Your task is to filter the data below down to the lines holding "title".

════

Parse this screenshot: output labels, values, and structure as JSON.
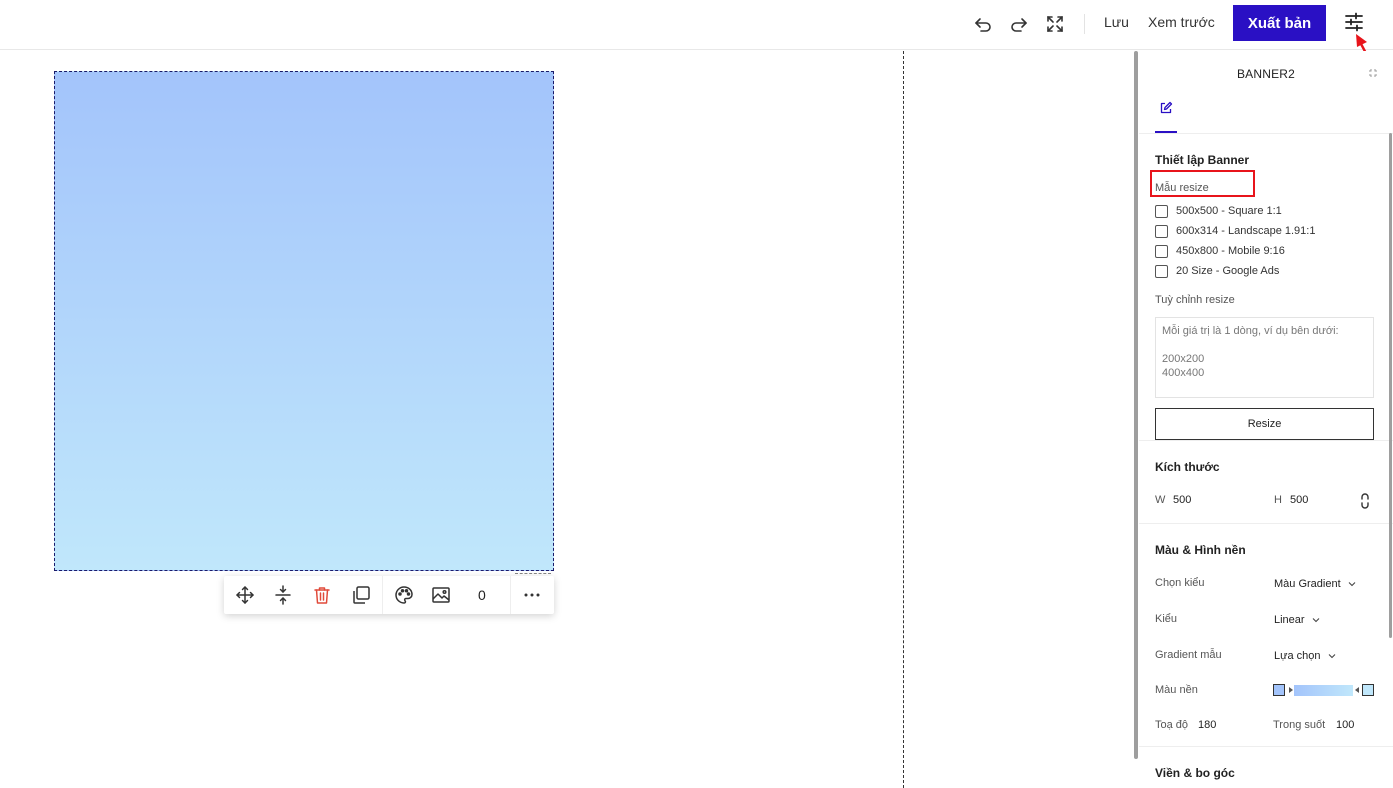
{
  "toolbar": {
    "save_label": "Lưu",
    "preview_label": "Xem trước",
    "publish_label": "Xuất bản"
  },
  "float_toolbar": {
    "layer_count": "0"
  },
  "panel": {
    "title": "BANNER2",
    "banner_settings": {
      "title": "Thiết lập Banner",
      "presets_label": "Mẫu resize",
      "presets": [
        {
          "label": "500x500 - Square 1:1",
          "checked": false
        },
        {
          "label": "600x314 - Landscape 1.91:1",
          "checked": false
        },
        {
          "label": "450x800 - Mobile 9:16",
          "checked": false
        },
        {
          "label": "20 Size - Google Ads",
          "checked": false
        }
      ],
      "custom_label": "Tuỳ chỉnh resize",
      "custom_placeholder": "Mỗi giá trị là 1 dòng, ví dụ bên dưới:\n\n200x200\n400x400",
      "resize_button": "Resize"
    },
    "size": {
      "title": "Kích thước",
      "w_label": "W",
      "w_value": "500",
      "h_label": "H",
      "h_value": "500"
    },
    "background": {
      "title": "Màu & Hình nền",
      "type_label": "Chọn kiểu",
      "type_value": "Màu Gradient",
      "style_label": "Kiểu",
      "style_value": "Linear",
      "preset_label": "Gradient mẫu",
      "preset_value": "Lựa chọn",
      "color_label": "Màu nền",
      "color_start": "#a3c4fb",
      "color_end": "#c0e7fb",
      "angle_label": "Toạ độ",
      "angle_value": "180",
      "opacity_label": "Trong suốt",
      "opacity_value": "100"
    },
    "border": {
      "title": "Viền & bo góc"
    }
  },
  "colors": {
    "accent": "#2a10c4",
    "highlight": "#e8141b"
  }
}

════

- Task output:
    "title": "BANNER2",
      "title": "Thiết lập Banner",
      "title": "Kích thước",
      "title": "Màu & Hình nền",
      "title": "Viền & bo góc"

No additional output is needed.